(Element box records)
= = =
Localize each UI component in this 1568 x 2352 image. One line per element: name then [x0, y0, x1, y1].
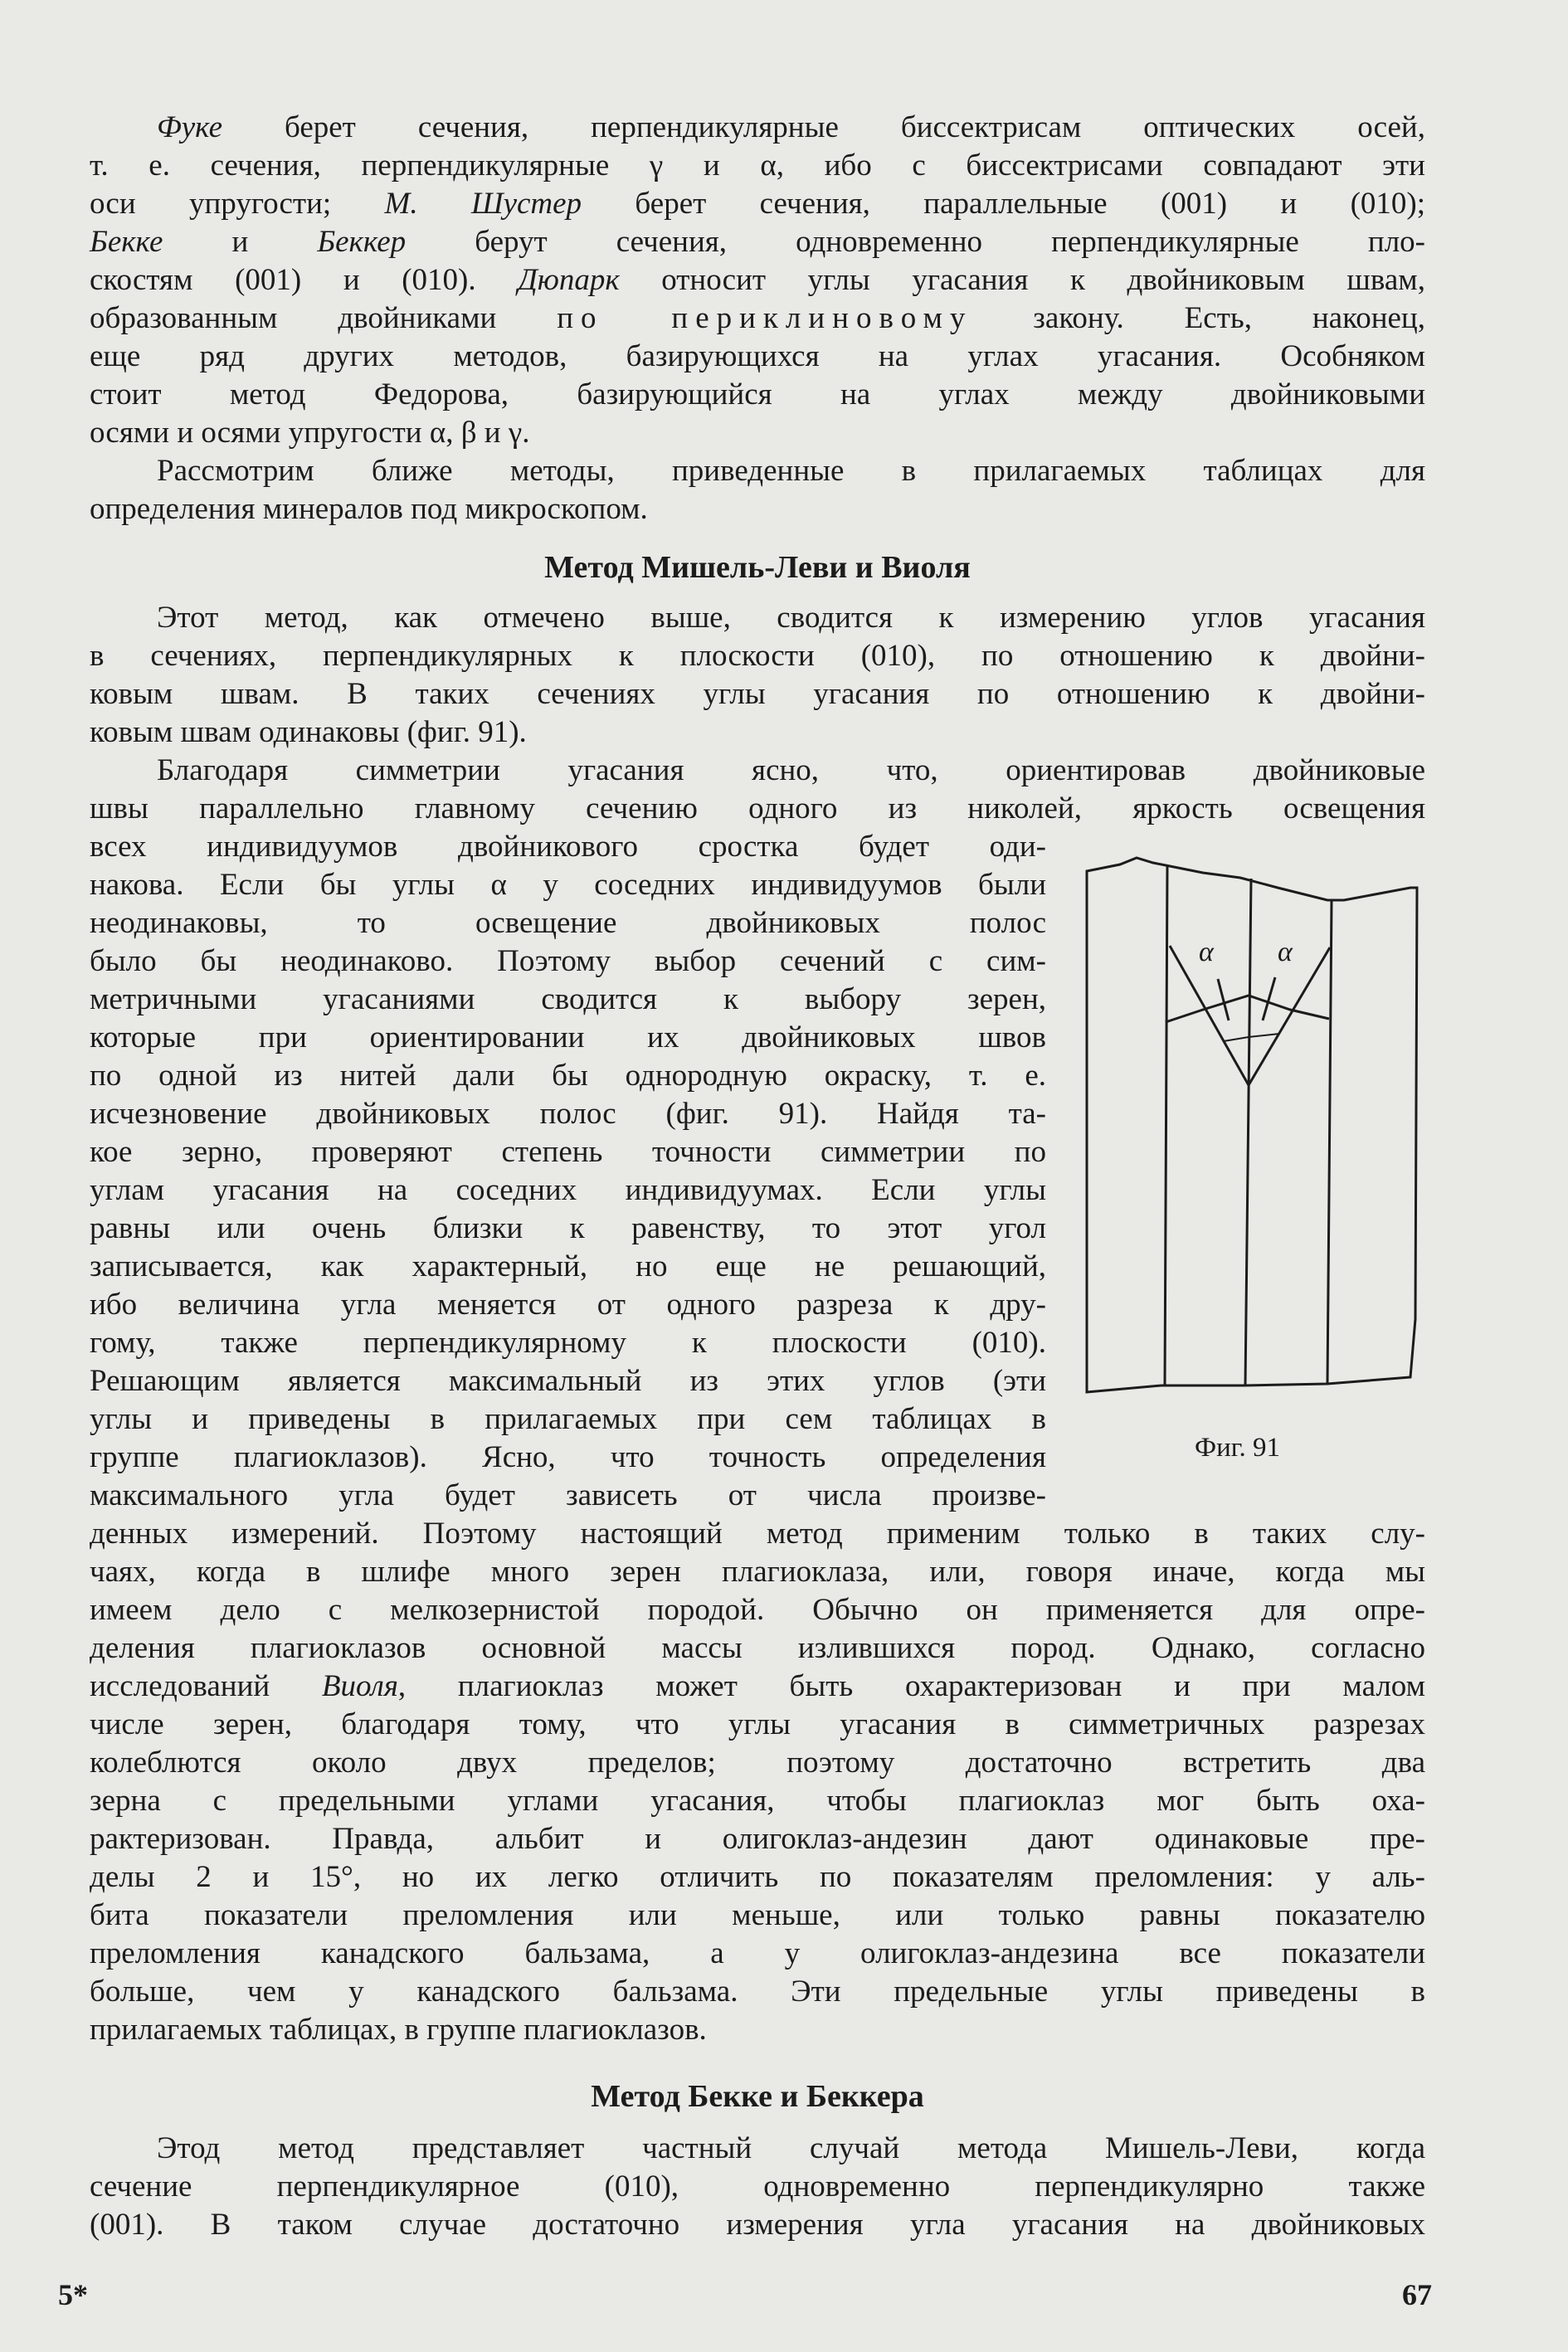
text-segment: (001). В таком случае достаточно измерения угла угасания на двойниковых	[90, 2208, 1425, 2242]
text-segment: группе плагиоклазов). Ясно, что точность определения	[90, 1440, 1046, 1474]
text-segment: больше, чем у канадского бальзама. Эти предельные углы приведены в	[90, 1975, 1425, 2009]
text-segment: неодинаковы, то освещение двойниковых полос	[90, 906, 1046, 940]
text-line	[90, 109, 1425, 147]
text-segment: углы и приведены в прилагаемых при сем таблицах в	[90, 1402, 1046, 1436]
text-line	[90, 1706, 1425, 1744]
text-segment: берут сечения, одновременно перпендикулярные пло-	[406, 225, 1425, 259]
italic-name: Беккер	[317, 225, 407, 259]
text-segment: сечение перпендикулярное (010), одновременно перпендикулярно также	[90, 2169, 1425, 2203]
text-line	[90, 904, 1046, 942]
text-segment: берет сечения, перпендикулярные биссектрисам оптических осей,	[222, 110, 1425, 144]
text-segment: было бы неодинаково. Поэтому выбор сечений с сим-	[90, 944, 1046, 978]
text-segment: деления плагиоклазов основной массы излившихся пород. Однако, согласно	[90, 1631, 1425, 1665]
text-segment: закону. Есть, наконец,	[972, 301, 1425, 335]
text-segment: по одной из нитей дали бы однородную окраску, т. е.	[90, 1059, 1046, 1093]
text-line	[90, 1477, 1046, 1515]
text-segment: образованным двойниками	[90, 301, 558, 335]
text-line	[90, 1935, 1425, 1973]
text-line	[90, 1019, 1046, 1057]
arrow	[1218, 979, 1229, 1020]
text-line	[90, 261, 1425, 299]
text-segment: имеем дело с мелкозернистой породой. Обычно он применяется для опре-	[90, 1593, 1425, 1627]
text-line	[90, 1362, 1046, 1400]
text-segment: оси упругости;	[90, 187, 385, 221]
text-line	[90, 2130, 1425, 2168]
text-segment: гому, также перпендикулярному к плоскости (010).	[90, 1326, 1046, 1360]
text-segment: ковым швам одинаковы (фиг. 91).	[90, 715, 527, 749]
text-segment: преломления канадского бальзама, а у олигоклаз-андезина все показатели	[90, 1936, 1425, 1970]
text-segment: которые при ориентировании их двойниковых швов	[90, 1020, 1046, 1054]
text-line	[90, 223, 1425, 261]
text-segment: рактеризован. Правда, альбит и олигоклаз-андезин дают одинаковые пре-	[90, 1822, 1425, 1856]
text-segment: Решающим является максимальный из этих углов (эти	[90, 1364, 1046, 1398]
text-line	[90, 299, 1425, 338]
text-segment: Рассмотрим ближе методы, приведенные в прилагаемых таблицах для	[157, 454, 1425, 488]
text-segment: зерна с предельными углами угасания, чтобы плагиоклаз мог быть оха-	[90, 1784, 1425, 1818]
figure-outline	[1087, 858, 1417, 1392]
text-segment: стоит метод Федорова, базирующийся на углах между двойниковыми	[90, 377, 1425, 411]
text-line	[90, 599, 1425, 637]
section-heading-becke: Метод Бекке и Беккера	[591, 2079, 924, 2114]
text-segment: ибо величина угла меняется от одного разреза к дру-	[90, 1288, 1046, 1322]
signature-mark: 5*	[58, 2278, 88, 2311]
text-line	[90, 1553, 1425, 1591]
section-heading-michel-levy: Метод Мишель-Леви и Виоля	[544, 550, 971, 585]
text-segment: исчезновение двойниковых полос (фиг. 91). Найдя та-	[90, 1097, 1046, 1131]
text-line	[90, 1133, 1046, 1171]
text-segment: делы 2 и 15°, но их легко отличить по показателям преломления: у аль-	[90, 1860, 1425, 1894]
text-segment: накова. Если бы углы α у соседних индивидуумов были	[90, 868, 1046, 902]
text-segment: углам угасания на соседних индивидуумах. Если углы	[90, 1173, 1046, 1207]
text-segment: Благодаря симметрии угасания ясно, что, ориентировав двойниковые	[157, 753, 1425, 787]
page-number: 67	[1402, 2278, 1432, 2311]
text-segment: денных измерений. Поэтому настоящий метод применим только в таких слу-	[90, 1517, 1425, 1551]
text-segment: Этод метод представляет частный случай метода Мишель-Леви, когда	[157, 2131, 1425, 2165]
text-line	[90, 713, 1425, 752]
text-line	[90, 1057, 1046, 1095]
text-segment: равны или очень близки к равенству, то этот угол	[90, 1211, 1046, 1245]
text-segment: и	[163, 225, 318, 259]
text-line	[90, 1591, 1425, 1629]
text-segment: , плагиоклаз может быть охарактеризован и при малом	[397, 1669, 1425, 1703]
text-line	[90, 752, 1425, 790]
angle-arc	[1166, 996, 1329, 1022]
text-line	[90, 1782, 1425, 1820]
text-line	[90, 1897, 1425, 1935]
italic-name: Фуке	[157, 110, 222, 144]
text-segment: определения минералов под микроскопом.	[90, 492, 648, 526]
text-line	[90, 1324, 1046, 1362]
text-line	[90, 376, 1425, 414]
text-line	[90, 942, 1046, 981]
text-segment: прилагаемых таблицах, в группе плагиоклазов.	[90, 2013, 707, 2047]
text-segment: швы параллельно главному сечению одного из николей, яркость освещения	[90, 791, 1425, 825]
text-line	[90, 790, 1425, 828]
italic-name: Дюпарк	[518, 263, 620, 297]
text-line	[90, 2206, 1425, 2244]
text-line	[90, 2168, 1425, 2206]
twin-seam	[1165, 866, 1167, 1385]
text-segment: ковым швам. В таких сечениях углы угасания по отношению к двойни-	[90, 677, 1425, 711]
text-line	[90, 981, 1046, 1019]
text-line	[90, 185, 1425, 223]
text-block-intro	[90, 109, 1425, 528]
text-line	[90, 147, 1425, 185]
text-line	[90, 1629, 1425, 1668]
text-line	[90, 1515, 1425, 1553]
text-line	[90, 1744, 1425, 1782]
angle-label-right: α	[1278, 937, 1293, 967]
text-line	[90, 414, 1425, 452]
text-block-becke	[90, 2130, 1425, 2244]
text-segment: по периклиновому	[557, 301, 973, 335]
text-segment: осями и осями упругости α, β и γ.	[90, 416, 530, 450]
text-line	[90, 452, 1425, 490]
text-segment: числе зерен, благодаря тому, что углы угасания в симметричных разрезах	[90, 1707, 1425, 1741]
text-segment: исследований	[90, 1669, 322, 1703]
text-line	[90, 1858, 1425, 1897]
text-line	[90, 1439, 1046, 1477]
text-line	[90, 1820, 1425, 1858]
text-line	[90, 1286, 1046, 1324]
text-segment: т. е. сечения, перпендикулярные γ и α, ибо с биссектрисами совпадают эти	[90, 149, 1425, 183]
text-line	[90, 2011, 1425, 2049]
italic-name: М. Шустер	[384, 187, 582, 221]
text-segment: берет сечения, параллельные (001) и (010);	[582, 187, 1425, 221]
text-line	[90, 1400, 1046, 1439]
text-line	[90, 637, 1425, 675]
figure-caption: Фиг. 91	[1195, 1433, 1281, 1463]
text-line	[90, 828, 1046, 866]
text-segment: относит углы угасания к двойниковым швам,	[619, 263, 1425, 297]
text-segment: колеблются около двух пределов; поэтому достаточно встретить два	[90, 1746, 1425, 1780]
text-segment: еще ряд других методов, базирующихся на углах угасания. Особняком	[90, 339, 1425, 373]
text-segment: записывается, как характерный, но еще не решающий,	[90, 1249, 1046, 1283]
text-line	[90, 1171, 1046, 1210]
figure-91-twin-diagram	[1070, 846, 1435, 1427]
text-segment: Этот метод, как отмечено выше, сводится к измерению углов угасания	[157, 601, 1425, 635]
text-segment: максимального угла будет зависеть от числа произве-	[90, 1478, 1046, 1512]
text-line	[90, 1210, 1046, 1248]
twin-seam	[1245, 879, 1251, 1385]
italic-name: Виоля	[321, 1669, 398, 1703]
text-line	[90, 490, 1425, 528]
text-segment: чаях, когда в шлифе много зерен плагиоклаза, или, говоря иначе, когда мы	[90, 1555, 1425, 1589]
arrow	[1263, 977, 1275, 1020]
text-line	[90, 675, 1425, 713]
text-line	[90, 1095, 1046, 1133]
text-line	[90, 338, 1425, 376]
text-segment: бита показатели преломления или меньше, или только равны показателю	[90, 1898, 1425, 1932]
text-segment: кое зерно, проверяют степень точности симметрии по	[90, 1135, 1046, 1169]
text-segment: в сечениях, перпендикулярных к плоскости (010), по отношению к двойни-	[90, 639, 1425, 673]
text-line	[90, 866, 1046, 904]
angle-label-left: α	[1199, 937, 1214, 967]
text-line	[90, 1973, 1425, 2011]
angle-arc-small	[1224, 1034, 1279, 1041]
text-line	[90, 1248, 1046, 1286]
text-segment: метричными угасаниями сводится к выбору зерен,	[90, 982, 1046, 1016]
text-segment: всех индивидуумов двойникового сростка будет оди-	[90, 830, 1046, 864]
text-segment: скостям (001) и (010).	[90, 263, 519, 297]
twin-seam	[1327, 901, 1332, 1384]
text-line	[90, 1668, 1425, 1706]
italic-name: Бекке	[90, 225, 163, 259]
= = =
Format the part of the records above that opens with the line containing "text-segment: (001). В" and closes with the line containing "904, 1046, 942]" as a numbered list, including both of those lines and leaving out any blank lines.

● Result:
1. text-segment: (001). В таком случае достаточно измерения угла угасания на двойниковых	[90, 2208, 1425, 2242]
2. text-segment: группе плагиоклазов). Ясно, что точность определения	[90, 1440, 1046, 1474]
3. text-segment: больше, чем у канадского бальзама. Эти предельные углы приведены в	[90, 1975, 1425, 2009]
4. text-segment: неодинаковы, то освещение двойниковых полос	[90, 906, 1046, 940]
5. text-line	[90, 109, 1425, 147]
6. text-segment: углы и приведены в прилагаемых при сем таблицах в	[90, 1402, 1046, 1436]
7. text-line	[90, 1706, 1425, 1744]
8. text-segment: берут сечения, одновременно перпендикулярные пло-	[406, 225, 1425, 259]
9. italic-name: Беккер	[317, 225, 407, 259]
10. text-segment: сечение перпендикулярное (010), одновременно перпендикулярно также	[90, 2169, 1425, 2203]
11. text-line	[90, 904, 1046, 942]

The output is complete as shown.